| Directions |
Pick out every line of the entries below where "Import" occurs, and copy those lines.

[Start of Records to process]

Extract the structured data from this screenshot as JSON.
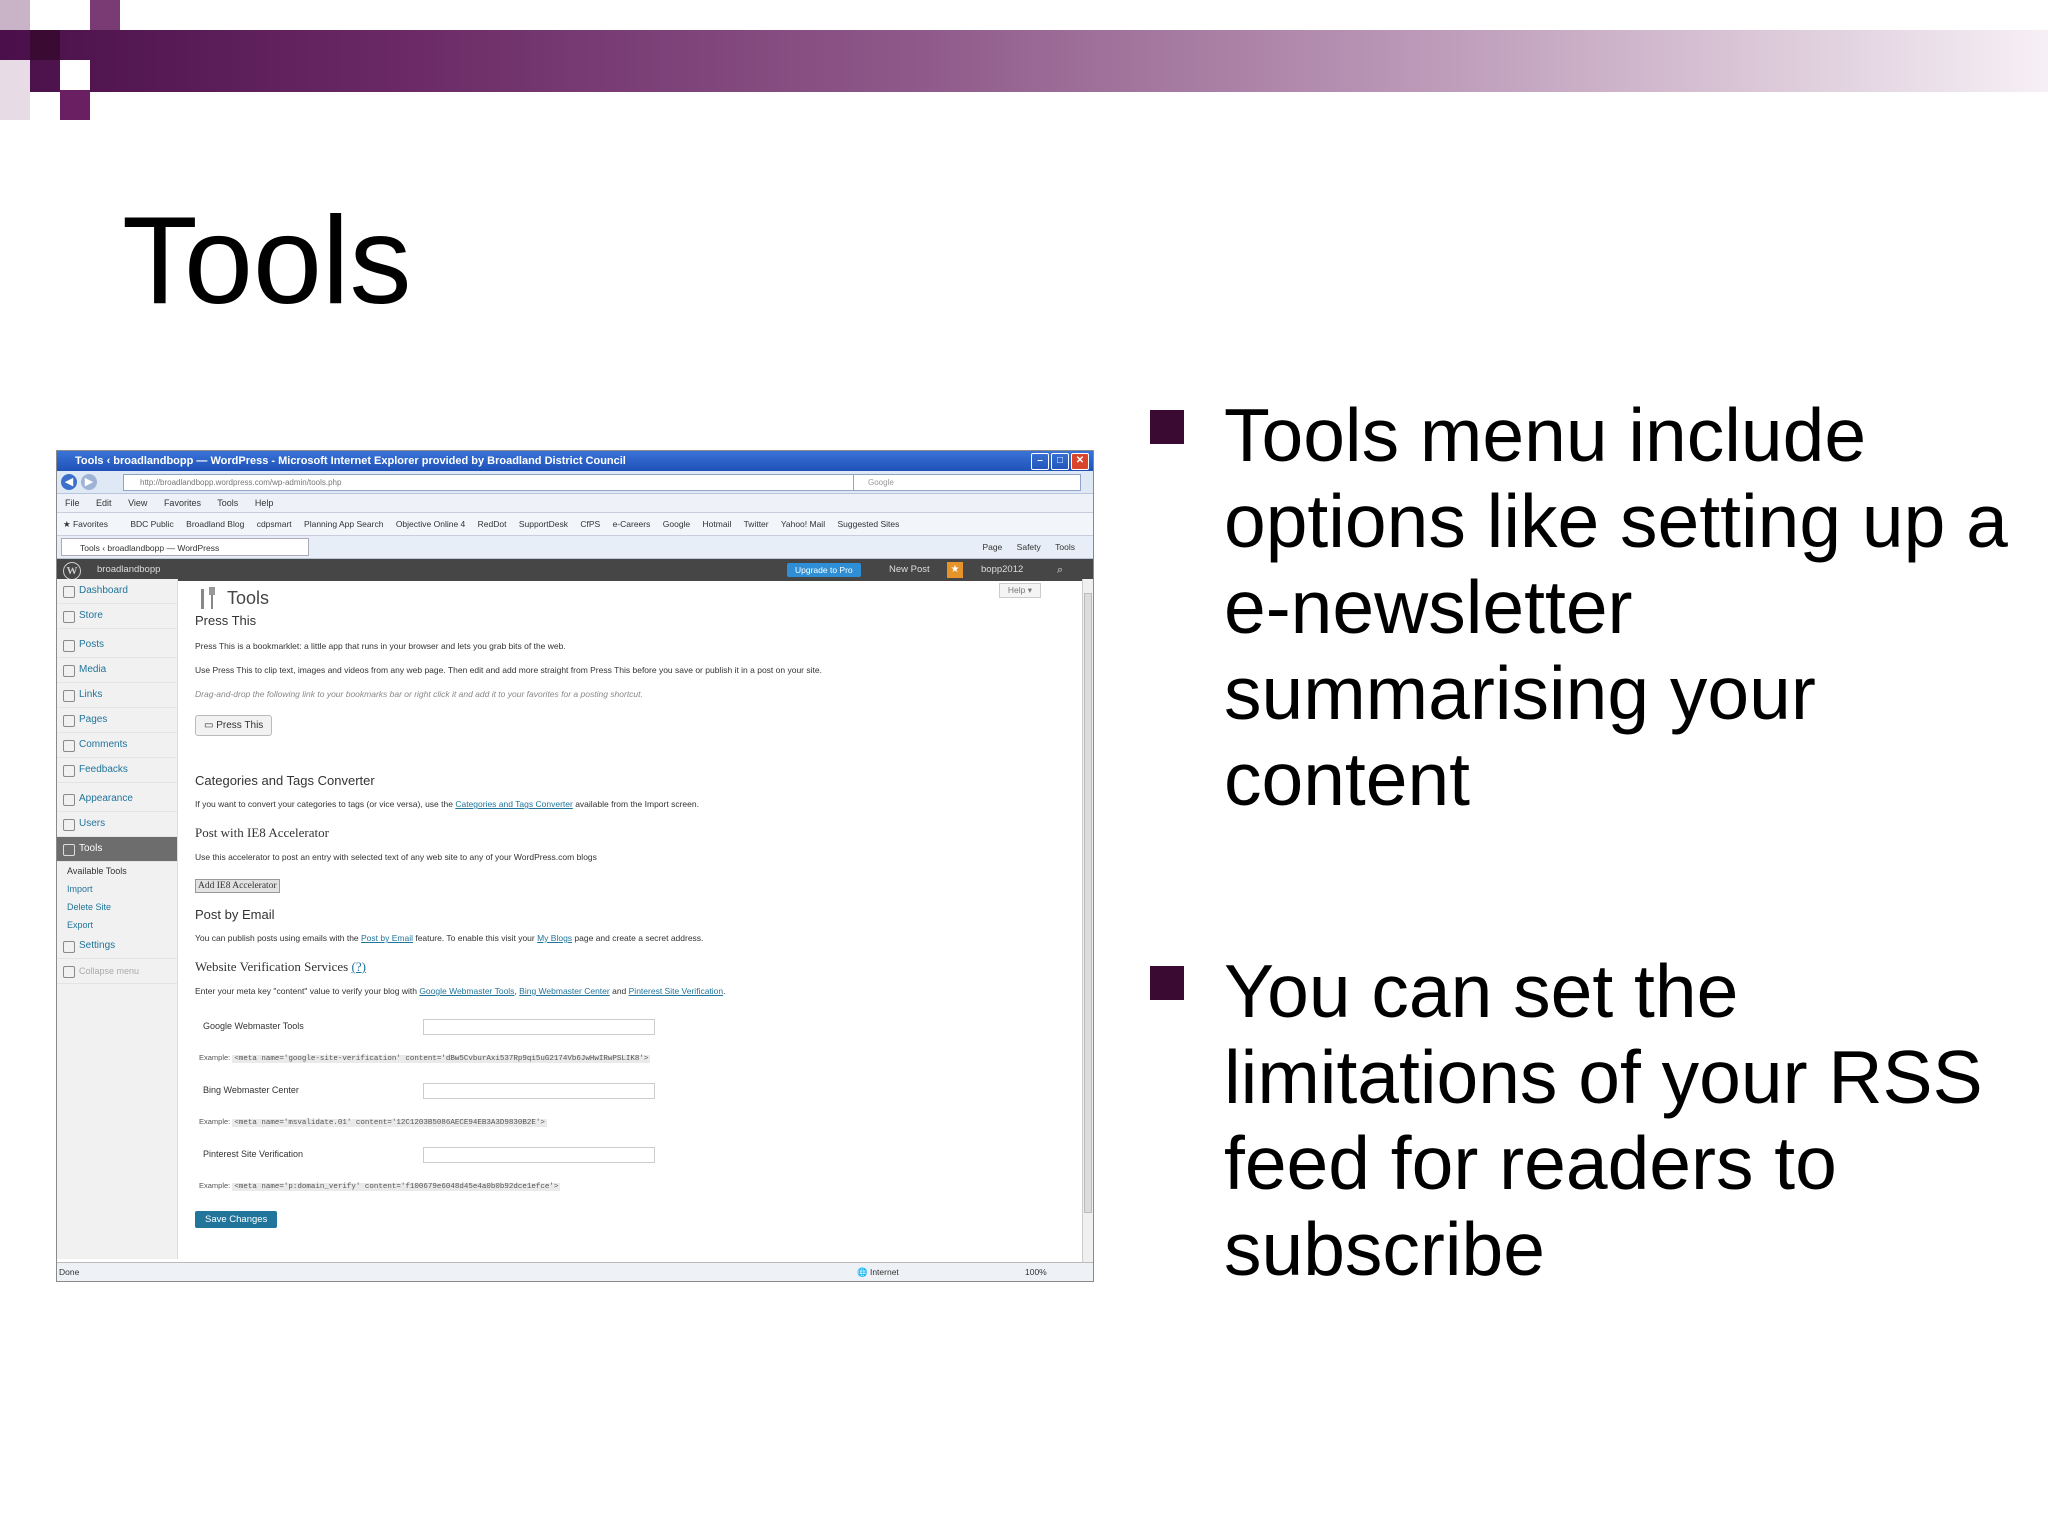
{
  "slide": {
    "title": "Tools",
    "bullets": [
      "Tools menu include options like setting up a e-newsletter summarising your content",
      "You can set the limitations of your RSS feed for readers to subscribe"
    ],
    "colors": {
      "accent": "#4a0f4a",
      "bullet": "#3a0a33"
    }
  },
  "browser": {
    "window_title": "Tools ‹ broadlandbopp — WordPress - Microsoft Internet Explorer provided by Broadland District Council",
    "url": "http://broadlandbopp.wordpress.com/wp-admin/tools.php",
    "search_placeholder": "Google",
    "menu": [
      "File",
      "Edit",
      "View",
      "Favorites",
      "Tools",
      "Help"
    ],
    "favorites_label": "Favorites",
    "favorites": [
      "BDC Public",
      "Broadland Blog",
      "cdpsmart",
      "Planning App Search",
      "Objective Online 4",
      "RedDot",
      "SupportDesk",
      "CfPS",
      "e-Careers",
      "Google",
      "Hotmail",
      "Twitter",
      "Yahoo! Mail",
      "Suggested Sites"
    ],
    "tab_title": "Tools ‹ broadlandbopp — WordPress",
    "command_bar": [
      "Page",
      "Safety",
      "Tools"
    ],
    "status_left": "Done",
    "status_zone": "Internet",
    "status_zoom": "100%"
  },
  "wp": {
    "site_name": "broadlandbopp",
    "upgrade_label": "Upgrade to Pro",
    "new_post_label": "New Post",
    "user_label": "bopp2012",
    "menu": {
      "dashboard": "Dashboard",
      "store": "Store",
      "posts": "Posts",
      "media": "Media",
      "links": "Links",
      "pages": "Pages",
      "comments": "Comments",
      "feedbacks": "Feedbacks",
      "appearance": "Appearance",
      "users": "Users",
      "tools": "Tools",
      "sub": [
        "Available Tools",
        "Import",
        "Delete Site",
        "Export"
      ],
      "settings": "Settings",
      "collapse": "Collapse menu"
    },
    "page_title": "Tools",
    "help_label": "Help ▾",
    "press_this": {
      "heading": "Press This",
      "p1": "Press This is a bookmarklet: a little app that runs in your browser and lets you grab bits of the web.",
      "p2": "Use Press This to clip text, images and videos from any web page. Then edit and add more straight from Press This before you save or publish it in a post on your site.",
      "p3": "Drag-and-drop the following link to your bookmarks bar or right click it and add it to your favorites for a posting shortcut.",
      "button": "Press This"
    },
    "converter": {
      "heading": "Categories and Tags Converter",
      "text_before": "If you want to convert your categories to tags (or vice versa), use the ",
      "link": "Categories and Tags Converter",
      "text_after": " available from the Import screen."
    },
    "ie8": {
      "heading": "Post with IE8 Accelerator",
      "text": "Use this accelerator to post an entry with selected text of any web site to any of your WordPress.com blogs",
      "button": "Add IE8 Accelerator"
    },
    "email": {
      "heading": "Post by Email",
      "t1": "You can publish posts using emails with the ",
      "link1": "Post by Email",
      "t2": " feature. To enable this visit your ",
      "link2": "My Blogs",
      "t3": " page and create a secret address."
    },
    "verification": {
      "heading": "Website Verification Services",
      "help_link": "(?)",
      "t1": "Enter your meta key \"content\" value to verify your blog with ",
      "link1": "Google Webmaster Tools",
      "sep": ", ",
      "link2": "Bing Webmaster Center",
      "and": " and ",
      "link3": "Pinterest Site Verification",
      "end": ".",
      "example_label": "Example:",
      "google_label": "Google Webmaster Tools",
      "google_example": "<meta name='google-site-verification' content='dBw5CvburAxi537Rp9qi5uG2174Vb6JwHwIRwPSLIK8'>",
      "bing_label": "Bing Webmaster Center",
      "bing_example": "<meta name='msvalidate.01' content='12C1203B5086AECE94EB3A3D9830B2E'>",
      "pinterest_label": "Pinterest Site Verification",
      "pinterest_example": "<meta name='p:domain_verify' content='f100679e6048d45e4a0b0b92dce1efce'>"
    },
    "save_button": "Save Changes"
  }
}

[End of Records to process]

| Result of this task |
        "Import",
      "text_after": " available from the Import screen."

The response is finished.